**Task item:** Look through the lines below and extract each one that contains "gewesen".

**Dataset records:**
+---+

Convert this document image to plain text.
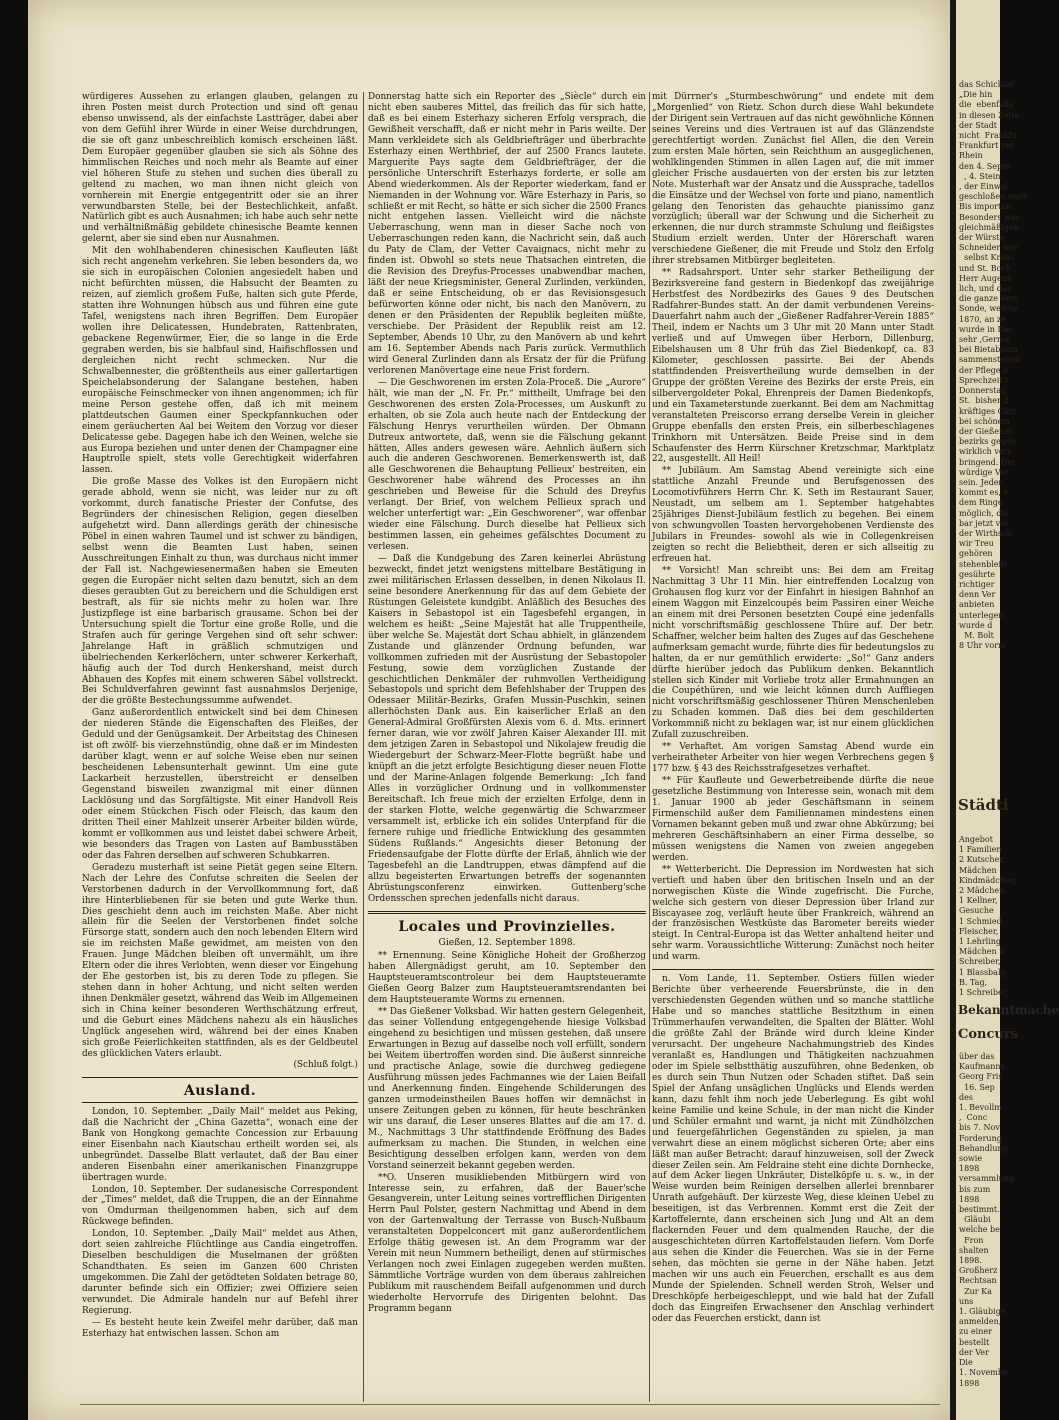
würdigeres Aussehen zu erlangen glauben, gelangen zu ihren Posten meist durch Protection und sind oft genau ebenso unwissend, als der einfachste Lastträger, dabei aber von dem Gefühl ihrer Würde in einer Weise durchdrungen, die sie oft ganz unbeschreiblich komisch erscheinen läßt. Dem Europäer gegenüber glauben sie sich als Söhne des himmlischen Reiches und noch mehr als Beamte auf einer viel höheren Stufe zu stehen und suchen dies überall zu geltend zu machen, wo man ihnen nicht gleich von vornherein mit Energie entgegentritt oder sie an ihrer verwundbarsten Stelle, bei der Bestechlichkeit, anfaßt. Natürlich gibt es auch Ausnahmen; ich habe auch sehr nette und verhältnißmäßig gebildete chinesische Beamte kennen gelernt, aber sie sind eben nur Ausnahmen.

Mit den wohlhabenderen chinesischen Kaufleuten läßt sich recht angenehm verkehren. Sie leben besonders da, wo sie sich in europäischen Colonien angesiedelt haben und nicht befürchten müssen, die Habsucht der Beamten zu reizen, auf ziemlich großem Fuße, halten sich gute Pferde, statten ihre Wohnungen hübsch aus und führen eine gute Tafel, wenigstens nach ihren Begriffen. Dem Europäer wollen ihre Delicatessen, Hundebraten, Rattenbraten, gebackene Regenwürmer, Eier, die so lange in die Erde gegraben werden, bis sie halbfaul sind, Haifischflossen und dergleichen nicht recht schmecken. Nur die Schwalbennester, die größtentheils aus einer gallertartigen Speichelabsonderung der Salangane bestehen, haben europäische Feinschmecker von ihnen angenommen; ich für meine Person gestehe offen, daß ich mit meinem plattdeutschen Gaumen einer Speckpfannkuchen oder einem geräucherten Aal bei Weitem den Vorzug vor dieser Delicatesse gebe. Dagegen habe ich den Weinen, welche sie aus Europa beziehen und unter denen der Champagner eine Hauptrolle spielt, stets volle Gerechtigkeit widerfahren lassen.

Die große Masse des Volkes ist den Europäern nicht gerade abhold, wenn sie nicht, was leider nur zu oft vorkommt, durch fanatische Priester der Confutse, des Begründers der chinesischen Religion, gegen dieselben aufgehetzt wird. Dann allerdings geräth der chinesische Pöbel in einen wahren Taumel und ist schwer zu bändigen, selbst wenn die Beamten Lust haben, seinen Ausschreitungen Einhalt zu thun, was durchaus nicht immer der Fall ist. Nachgewiesenermaßen haben sie Emeuten gegen die Europäer nicht selten dazu benutzt, sich an dem dieses geraubten Gut zu bereichern und die Schuldigen erst bestraft, als für sie nichts mehr zu holen war. Ihre Justizpflege ist eine barbarisch grausame. Schon bei der Untersuchung spielt die Tortur eine große Rolle, und die Strafen auch für geringe Vergehen sind oft sehr schwer: Jahrelange Haft in gräßlich schmutzigen und übelriechenden Kerkerlöchern, unter schwerer Kerkerhaft, häufig auch der Tod durch Henkershand, meist durch Abhauen des Kopfes mit einem schweren Säbel vollstreckt. Bei Schuldverfahren gewinnt fast ausnahmslos Derjenige, der die größte Bestechungssumme aufwendet.

Ganz außerordentlich entwickelt sind bei dem Chinesen der niederen Stände die Eigenschaften des Fleißes, der Geduld und der Genügsamkeit. Der Arbeitstag des Chinesen ist oft zwölf- bis vierzehnstündig, ohne daß er im Mindesten darüber klagt, wenn er auf solche Weise eben nur seinen bescheidenen Lebensunterhalt gewinnt. Um eine gute Lackarbeit herzustellen, überstreicht er denselben Gegenstand bisweilen zwanzigmal mit einer dünnen Lacklösung und das Sorgfältigste. Mit einer Handvoll Reis oder einem Stückchen Fisch oder Fleisch, das kaum den dritten Theil einer Mahlzeit unserer Arbeiter bilden würde, kommt er vollkommen aus und leistet dabei schwere Arbeit, wie besonders das Tragen von Lasten auf Bambusstäben oder das Fahren derselben auf schweren Schubkarren.

Geradezu musterhaft ist seine Pietät gegen seine Eltern. Nach der Lehre des Confutse schreiten die Seelen der Verstorbenen dadurch in der Vervollkommnung fort, daß ihre Hinterbliebenen für sie beten und gute Werke thun. Dies geschieht denn auch im reichsten Maße. Aber nicht allein für die Seelen der Verstorbenen findet solche Fürsorge statt, sondern auch den noch lebenden Eltern wird sie im reichsten Maße gewidmet, am meisten von den Frauen. Junge Mädchen bleiben oft unvermählt, um ihre Eltern oder die ihres Verlobten, wenn dieser vor Eingehung der Ehe gestorben ist, bis zu deren Tode zu pflegen. Sie stehen dann in hoher Achtung, und nicht selten werden ihnen Denkmäler gesetzt, während das Weib im Allgemeinen sich in China keiner besonderen Werthschätzung erfreut, und die Geburt eines Mädchens nahezu als ein häusliches Unglück angesehen wird, während bei der eines Knaben sich große Feierlichkeiten stattfinden, als es der Geldbeutel des glücklichen Vaters erlaubt.

(Schluß folgt.)
Ausland.

London, 10. September. „Daily Mail“ meldet aus Peking, daß die Nachricht der „China Gazetta“, wonach eine der Bank von Hongkong gemachte Concession zur Erbauung einer Eisenbahn nach Kiautschau ertheilt worden sei, als unbegründet. Dasselbe Blatt verlautet, daß der Bau einer anderen Eisenbahn einer amerikanischen Finanzgruppe übertragen wurde.

London, 10. September. Der sudanesische Correspondent der „Times“ meldet, daß die Truppen, die an der Einnahme von Omdurman theilgenommen haben, sich auf dem Rückwege befinden.

London, 10. September. „Daily Mail“ meldet aus Athen, dort seien zahlreiche Flüchtlinge aus Candia eingetroffen. Dieselben beschuldigen die Muselmanen der größten Schandthaten. Es seien im Ganzen 600 Christen umgekommen. Die Zahl der getödteten Soldaten betrage 80, darunter befinde sich ein Offizier; zwei Offiziere seien verwundet. Die Admirale handeln nur auf Befehl ihrer Regierung.

— Es besteht heute kein Zweifel mehr darüber, daß man Esterhazy hat entwischen lassen. Schon am

Donnerstag hatte sich ein Reporter des „Siècle“ durch ein nicht eben sauberes Mittel, das freilich das für sich hatte, daß es bei einem Esterhazy sicheren Erfolg versprach, die Gewißheit verschafft, daß er nicht mehr in Paris weilte. Der Mann verkleidete sich als Geldbriefträger und überbrachte Esterhazy einen Werthbrief, der auf 2500 Francs lautete. Marguerite Pays sagte dem Geldbriefträger, der die persönliche Unterschrift Esterhazys forderte, er solle am Abend wiederkommen. Als der Reporter wiederkam, fand er Niemanden in der Wohnung vor. Wäre Esterhazy in Paris, so schließt er mit Recht, so hätte er sich sicher die 2500 Francs nicht entgehen lassen. Vielleicht wird die nächste Ueberraschung, wenn man in dieser Sache noch von Ueberraschungen reden kann, die Nachricht sein, daß auch du Paty de Clam, der Vetter Cavaignacs, nicht mehr zu finden ist. Obwohl so stets neue Thatsachen eintreten, die die Revision des Dreyfus-Processes unabwendbar machen, läßt der neue Kriegsminister, General Zurlinden, verkünden, daß er seine Entscheidung, ob er das Revisionsgesuch befürworten könne oder nicht, bis nach den Manövern, zu denen er den Präsidenten der Republik begleiten müßte, verschiebe. Der Präsident der Republik reist am 12. September, Abends 10 Uhr, zu den Manövern ab und kehrt am 16. September Abends nach Paris zurück. Vermuthlich wird General Zurlinden dann als Ersatz der für die Prüfung verlorenen Manövertage eine neue Frist fordern.

— Die Geschworenen im ersten Zola-Proceß. Die „Aurore“ hält, wie man der „N. Fr. Pr.“ mittheilt, Umfrage bei den Geschworenen des ersten Zola-Processes, um Auskunft zu erhalten, ob sie Zola auch heute nach der Entdeckung der Fälschung Henrys verurtheilen würden. Der Obmann Dutreux antwortete, daß, wenn sie die Fälschung gekannt hätten, Alles anders gewesen wäre. Aehnlich äußern sich auch die anderen Geschworenen. Bemerkenswerth ist, daß alle Geschworenen die Behauptung Pellieux' bestreiten, ein Geschworener habe während des Processes an ihn geschrieben und Beweise für die Schuld des Dreyfus verlangt. Der Brief, von welchem Pellieux sprach und welcher unterfertigt war: „Ein Geschworener“, war offenbar wieder eine Fälschung. Durch dieselbe hat Pellieux sich bestimmen lassen, ein geheimes gefälschtes Document zu verlesen.

— Daß die Kundgebung des Zaren keinerlei Abrüstung bezweckt, findet jetzt wenigstens mittelbare Bestätigung in zwei militärischen Erlassen desselben, in denen Nikolaus II. seine besondere Anerkennung für das auf dem Gebiete der Rüstungen Geleistete kundgibt. Anläßlich des Besuches des Kaisers in Sebastopol ist ein Tagesbefehl ergangen, in welchem es heißt: „Seine Majestät hat alle Truppentheile, über welche Se. Majestät dort Schau abhielt, in glänzendem Zustande und glänzender Ordnung befunden, war vollkommen zufrieden mit der Ausrüstung der Sebastopoler Festung, sowie dem vorzüglichen Zustande der geschichtlichen Denkmäler der ruhmvollen Vertheidigung Sebastopols und spricht dem Befehlshaber der Truppen des Odessaer Militär-Bezirks, Grafen Mussin-Puschkin, seinen allerhöchsten Dank aus. Ein kaiserlicher Erlaß an den General-Admiral Großfürsten Alexis vom 6. d. Mts. erinnert ferner daran, wie vor zwölf Jahren Kaiser Alexander III. mit dem jetzigen Zaren in Sebastopol und Nikolajew freudig die Wiedergeburt der Schwarz-Meer-Flotte begrüßt habe und knüpft an die jetzt erfolgte Besichtigung dieser neuen Flotte und der Marine-Anlagen folgende Bemerkung: „Ich fand Alles in vorzüglicher Ordnung und in vollkommenster Bereitschaft. Ich freue mich der erzielten Erfolge, denn in der starken Flotte, welche gegenwärtig die Schwarzmeer versammelt ist, erblicke ich ein solides Unterpfand für die fernere ruhige und friedliche Entwicklung des gesammten Südens Rußlands.“ Angesichts dieser Betonung der Friedensaufgabe der Flotte dürfte der Erlaß, ähnlich wie der Tagesbefehl an die Landtruppen, etwas dämpfend auf die allzu begeisterten Erwartungen betreffs der sogenannten Abrüstungsconferenz einwirken. Guttenberg'sche Ordensschen sprechen jedenfalls nicht daraus.

Locales und Provinzielles.
Gießen, 12. September 1898.

** Ernennung. Seine Königliche Hoheit der Großherzog haben Allergnädigst geruht, am 10. September den Hauptsteueramtscontroleur bei dem Hauptsteueramte Gießen Georg Balzer zum Hauptsteueramtsrendanten bei dem Hauptsteueramte Worms zu ernennen.

** Das Gießener Volksbad. Wir hatten gestern Gelegenheit, das seiner Vollendung entgegengehende hiesige Volksbad eingehend zu besichtigen und müssen gestehen, daß unsere Erwartungen in Bezug auf dasselbe noch voll erfüllt, sondern bei Weitem übertroffen worden sind. Die äußerst sinnreiche und practische Anlage, sowie die durchweg gediegene Ausführung müssen jedes Fachmannes wie der Laien Beifall und Anerkennung finden. Eingehende Schilderungen des ganzen urmodeinstheilen Baues hoffen wir demnächst in unsere Zeitungen geben zu können, für heute beschränken wir uns darauf, die Leser unseres Blattes auf die am 17. d. M., Nachmittags 3 Uhr stattfindende Eröffnung des Bades aufmerksam zu machen. Die Stunden, in welchen eine Besichtigung desselben erfolgen kann, werden von dem Vorstand seinerzeit bekannt gegeben werden.

**O. Unseren musikliebenden Mitbürgern wird von Interesse sein, zu erfahren, daß der Bauer'sche Gesangverein, unter Leitung seines vortrefflichen Dirigenten Herrn Paul Polster, gestern Nachmittag und Abend in dem von der Gartenwaltung der Terrasse von Busch-Nußbaum veranstalteten Doppelconcert mit ganz außerordentlichem Erfolge thätig gewesen ist. An dem Programm war der Verein mit neun Nummern betheiligt, denen auf stürmisches Verlangen noch zwei Einlagen zugegeben werden mußten. Sämmtliche Vorträge wurden von dem überaus zahlreichen Publikum mit rauschendem Beifall aufgenommen und durch wiederholte Hervorrufe des Dirigenten belohnt. Das Programm begann

mit Dürrner's „Sturmbeschwörung“ und endete mit dem „Morgenlied“ von Rietz. Schon durch diese Wahl bekundete der Dirigent sein Vertrauen auf das nicht gewöhnliche Können seines Vereins und dies Vertrauen ist auf das Glänzendste gerechtfertigt worden. Zunächst fiel Allen, die den Verein zum ersten Male hörten, sein Reichthum an ausgeglichenen, wohlklingenden Stimmen in allen Lagen auf, die mit immer gleicher Frische ausdauerten von der ersten bis zur letzten Note. Musterhaft war der Ansatz und die Aussprache, tadellos die Einsätze und der Wechsel von forte und piano, namentlich gelang den Tenoristen das gehauchte pianissimo ganz vorzüglich; überall war der Schwung und die Sicherheit zu erkennen, die nur durch strammste Schulung und fleißigstes Studium erzielt werden. Unter der Hörerschaft waren verschiedene Gießener, die mit Freude und Stolz den Erfolg ihrer strebsamen Mitbürger begleiteten.

** Radsahrsport. Unter sehr starker Betheiligung der Bezirksvereine fand gestern in Biedenkopf das zweijährige Herbstfest des Nordbezirks des Gaues 9 des Deutschen Radfahrer-Bundes statt. An der damit verbundenen Vereins-Dauerfahrt nahm auch der „Gießener Radfahrer-Verein 1885“ Theil, indem er Nachts um 3 Uhr mit 20 Mann unter Stadt verließ und auf Umwegen über Herborn, Dillenburg, Eibelshausen um 8 Uhr früh das Ziel Biedenkopf, ca. 83 Kilometer, geschlossen passirte. Bei der Abends stattfindenden Preisvertheilung wurde demselben in der Gruppe der größten Vereine des Bezirks der erste Preis, ein silbervergoldeter Pokal, Ehrenpreis der Damen Biedenkopfs, und ein Taxameterstunde zuerkannt. Bei dem am Nachmittag veranstalteten Preiscorso errang derselbe Verein in gleicher Gruppe ebenfalls den ersten Preis, ein silberbeschlagenes Trinkhorn mit Untersätzen. Beide Preise sind in dem Schaufenster des Herrn Kürschner Kretzschmar, Marktplatz 22, ausgestellt. All Heil!

** Jubiläum. Am Samstag Abend vereinigte sich eine stattliche Anzahl Freunde und Berufsgenossen des Locomotivführers Herrn Chr. K. Seth im Restaurant Sauer, Neustadt, um selbem am 1. September hatgehabtes 25jähriges Dienst-Jubiläum festlich zu begehen. Bei einem von schwungvollen Toasten hervorgehobenen Verdienste des Jubilars in Freundes- sowohl als wie in Collegenkreisen zeigten so recht die Beliebtheit, deren er sich allseitig zu erfreuen hat.

** Vorsicht! Man schreibt uns: Bei dem am Freitag Nachmittag 3 Uhr 11 Min. hier eintreffenden Localzug von Grohausen flog kurz vor der Einfahrt in hiesigen Bahnhof an einem Waggon mit Einzelcoupés beim Passiren einer Weiche an einem mit drei Personen besetzten Coupé eine jedenfalls nicht vorschriftsmäßig geschlossene Thüre auf. Der betr. Schaffner, welcher beim halten des Zuges auf das Geschehene aufmerksam gemacht wurde, führte dies für bedeutungslos zu halten, da er nur gemüthlich erwiderte: „So!“ Ganz anders dürfte hierüber jedoch das Publikum denken. Bekanntlich stellen sich Kinder mit Vorliebe trotz aller Ermahnungen an die Coupéthüren, und wie leicht können durch Auffliegen nicht vorschriftsmäßig geschlossener Thüren Menschenleben zu Schaden kommen. Daß dies bei dem geschilderten Vorkommniß nicht zu beklagen war, ist nur einem glücklichen Zufall zuzuschreiben.

** Verhaftet. Am vorigen Samstag Abend wurde ein verheiratheter Arbeiter von hier wegen Verbrechens gegen § 177 bzw. § 43 des Reichsstrafgesetzes verhaftet.

** Für Kaufleute und Gewerbetreibende dürfte die neue gesetzliche Bestimmung von Interesse sein, wonach mit dem 1. Januar 1900 ab jeder Geschäftsmann in seinem Firmenschild außer dem Familiennamen mindestens einen Vornamen bekannt geben muß und zwar ohne Abkürzung; bei mehreren Geschäftsinhabern an einer Firma desselbe, so müssen wenigstens die Namen von zweien angegeben werden.

** Wetterbericht. Die Depression im Nordwesten hat sich vertieft und haben über den britischen Inseln und an der norwegischen Küste die Winde zugefrischt. Die Furche, welche sich gestern von dieser Depression über Irland zur Biscayasee zog, verläuft heute über Frankreich, während an der französischen Westküste das Barometer bereits wieder steigt. In Central-Europa ist das Wetter anhaltend heiter und sehr warm. Voraussichtliche Witterung: Zunächst noch heiter und warm.

n. Vom Lande, 11. September. Ostiers füllen wieder Berichte über verheerende Feuersbrünste, die in den verschiedensten Gegenden wüthen und so manche stattliche Habe und so manches stattliche Besitzthum in einen Trümmerhaufen verwandelten, die Spalten der Blätter. Wohl die größte Zahl der Brände wird durch kleine Kinder verursacht. Der ungeheure Nachahmungstrieb des Kindes veranlaßt es, Handlungen und Thätigkeiten nachzuahmen oder im Spiele selbstthätig auszuführen, ohne Bedenken, ob es durch sein Thun Nutzen oder Schaden stiftet. Daß sein Spiel der Anfang unsäglichen Unglücks und Elends werden kann, dazu fehlt ihm noch jede Ueberlegung. Es gibt wohl keine Familie und keine Schule, in der man nicht die Kinder und Schüler ermahnt und warnt, ja nicht mit Zündhölzchen und feuergefährlichen Gegenständen zu spielen, ja man verwahrt diese an einem möglichst sicheren Orte; aber eins läßt man außer Betracht: darauf hinzuweisen, soll der Zweck dieser Zeilen sein. Am Feldraine steht eine dichte Dornhecke, auf dem Acker liegen Unkräuter, Distelköpfe u. s. w., in der Weise wurden beim Reinigen derselben allerlei brennbarer Unrath aufgehäuft. Der kürzeste Weg, diese kleinen Uebel zu beseitigen, ist das Verbrennen. Kommt erst die Zeit der Kartoffelernte, dann erscheinen sich Jung und Alt an dem flackernden Feuer und dem qualmenden Rauche, der die ausgeschichteten dürren Kartoffelstauden liefern. Vom Dorfe aus sehen die Kinder die Feuerchen. Was sie in der Ferne sehen, das möchten sie gerne in der Nähe haben. Jetzt machen wir uns auch ein Feuerchen, erschallt es aus dem Munde der Spielenden. Schnell werden Stroh, Welser und Dreschköpfe herbeigeschleppt, und wie bald hat der Zufall doch das Eingreifen Erwachsener den Anschlag verhindert oder das Feuerchen erstickt, dann ist

das Schicksal
„Die hin
die  ebenfalls
in diesen Zeite
der Stadt
nicht  Frankfu
Frankfurt ver
Rhein
den 4. Septe
, 4. Stein
, der Einwal
geschloßen ware
Bis importan
Besonders war
gleichmäßigen
der Würste
Schneider wor
selbst Kranz
und St. Boch
Herr Augenh
lich, und das
die ganze Vers
Sonde, welche
1870, an ze
wurde in Die
sehr ‚Germa
bei Bietabaum
sammenstehen
der Pflege o
Sprechzeit i
Donnerstag
St.  bisher d
kräftiges Gibb
bei schönem
der Gießener
bezirks gegen
wirklich vers
bringend. Die
würdige Ver
sein. Jeder
kommt es, v
dem Ringe
möglich, die
bar jetzt ver
der Wirthsch
wir Treu
gehören
stehenbleib
gesührte
richtiger
denn Ver
anbieten
unterlegen
wurde d
M. Bolt
8 Uhr vorm
Städti
Angebot
1 Familien
2 Kutscher,
Mädchen
Kindmädchen,
2 Mädchen,
1 Kellner,
Gesuche
1 Schmied,
Fleischer,
1 Lehrling
Mädchen u
Schreiber,
1 Blassbalg
B. Tag,
1 Schreiber,
Bekanntmache
Concurs
über das
Kaufmanns
Georg Fris
16. Sep
des
1. Bevollm
,  Conc
bis 7. Nov
Forderung
Behandlung
sowie
1898
versammlung
bis zum
1898
bestimmt.
Gläubi
welche be
Fron
shalten
1898.
Großherz
Rechtsan
Zur Ka
uns
1. Gläubige
anmelden,
zu einer
bestellt
der Ver
Die
1. Novembe
1898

+---+

**Solution:**
— Die Geschworenen im ersten Zola-Proceß. Die „Aurore“ hält, wie man der „N. Fr. Pr.“ mittheilt, Umfrage bei den Geschworenen des ersten Zola-Processes, um Auskunft zu erhalten, ob sie Zola auch heute nach der Entdeckung der Fälschung Henrys verurtheilen würden. Der Obmann Dutreux antwortete, daß, wenn sie die Fälschung gekannt hätten, Alles anders gewesen wäre. Aehnlich äußern sich auch die anderen Geschworenen. Bemerkenswerth ist, daß alle Geschworenen die Behauptung Pellieux' bestreiten, ein Geschworener habe während des Processes an ihn geschrieben und Beweise für die Schuld des Dreyfus verlangt. Der Brief, von welchem Pellieux sprach und welcher unterfertigt war: „Ein Geschworener“, war offenbar wieder eine Fälschung. Durch dieselbe hat Pellieux sich bestimmen lassen, ein geheimes gefälschtes Document zu verlesen.
**O. Unseren musikliebenden Mitbürgern wird von Interesse sein, zu erfahren, daß der Bauer'sche Gesangverein, unter Leitung seines vortrefflichen Dirigenten Herrn Paul Polster, gestern Nachmittag und Abend in dem von der Gartenwaltung der Terrasse von Busch-Nußbaum veranstalteten Doppelconcert mit ganz außerordentlichem Erfolge thätig gewesen ist. An dem Programm war der Verein mit neun Nummern betheiligt, denen auf stürmisches Verlangen noch zwei Einlagen zugegeben werden mußten. Sämmtliche Vorträge wurden von dem überaus zahlreichen Publikum mit rauschendem Beifall aufgenommen und durch wiederholte Hervorrufe des Dirigenten belohnt. Das Programm begann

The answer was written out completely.